◆ **TASK INSTRUCTIONS**
Each entry below should be returned exactly as is, with the pictures removed.

◆ **MATERIAL SHOWN**
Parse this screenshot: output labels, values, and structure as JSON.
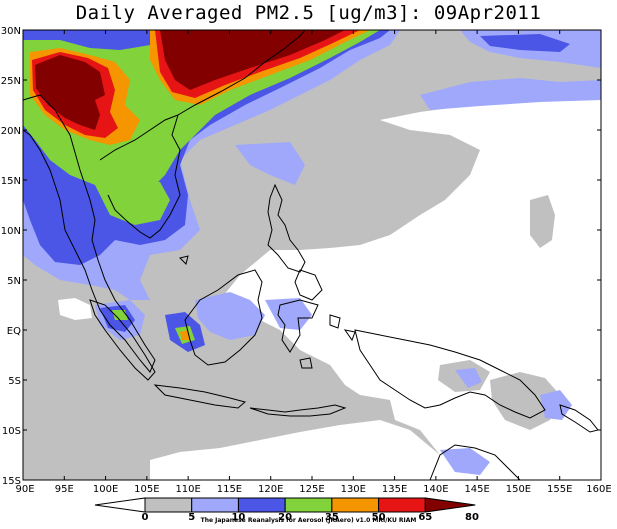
{
  "title": "Daily Averaged PM2.5 [ug/m3]: 09Apr2011",
  "lat_labels": [
    "30N",
    "25N",
    "20N",
    "15N",
    "10N",
    "5N",
    "EQ",
    "5S",
    "10S",
    "15S"
  ],
  "lon_labels": [
    "90E",
    "95E",
    "100E",
    "105E",
    "110E",
    "115E",
    "120E",
    "125E",
    "130E",
    "135E",
    "140E",
    "145E",
    "150E",
    "155E",
    "160E"
  ],
  "colorbar": {
    "values": [
      "0",
      "5",
      "10",
      "20",
      "35",
      "50",
      "65",
      "80"
    ],
    "colors": [
      "#ffffff",
      "#c0c0c0",
      "#9fa8fa",
      "#4b55e6",
      "#82d23c",
      "#f59600",
      "#e61414",
      "#820000"
    ]
  },
  "credit": "The Japanese Reanalysis for Aerosol (JRAero) v1.0 MRI/KU RIAM",
  "colors": {
    "frame": "#000000",
    "land_outline": "#000000"
  }
}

◆ **EXERCISE SOLUTION**
Parse this screenshot: output labels, values, and structure as JSON.
{
  "title": "Daily Averaged PM2.5 [ug/m3]: 09Apr2011",
  "lat_labels": [
    "30N",
    "25N",
    "20N",
    "15N",
    "10N",
    "5N",
    "EQ",
    "5S",
    "10S",
    "15S"
  ],
  "lon_labels": [
    "90E",
    "95E",
    "100E",
    "105E",
    "110E",
    "115E",
    "120E",
    "125E",
    "130E",
    "135E",
    "140E",
    "145E",
    "150E",
    "155E",
    "160E"
  ],
  "colorbar": {
    "values": [
      "0",
      "5",
      "10",
      "20",
      "35",
      "50",
      "65",
      "80"
    ],
    "colors": [
      "#ffffff",
      "#c0c0c0",
      "#9fa8fa",
      "#4b55e6",
      "#82d23c",
      "#f59600",
      "#e61414",
      "#820000"
    ]
  },
  "credit": "The Japanese Reanalysis for Aerosol (JRAero) v1.0 MRI/KU RIAM",
  "colors": {
    "frame": "#000000",
    "land_outline": "#000000"
  }
}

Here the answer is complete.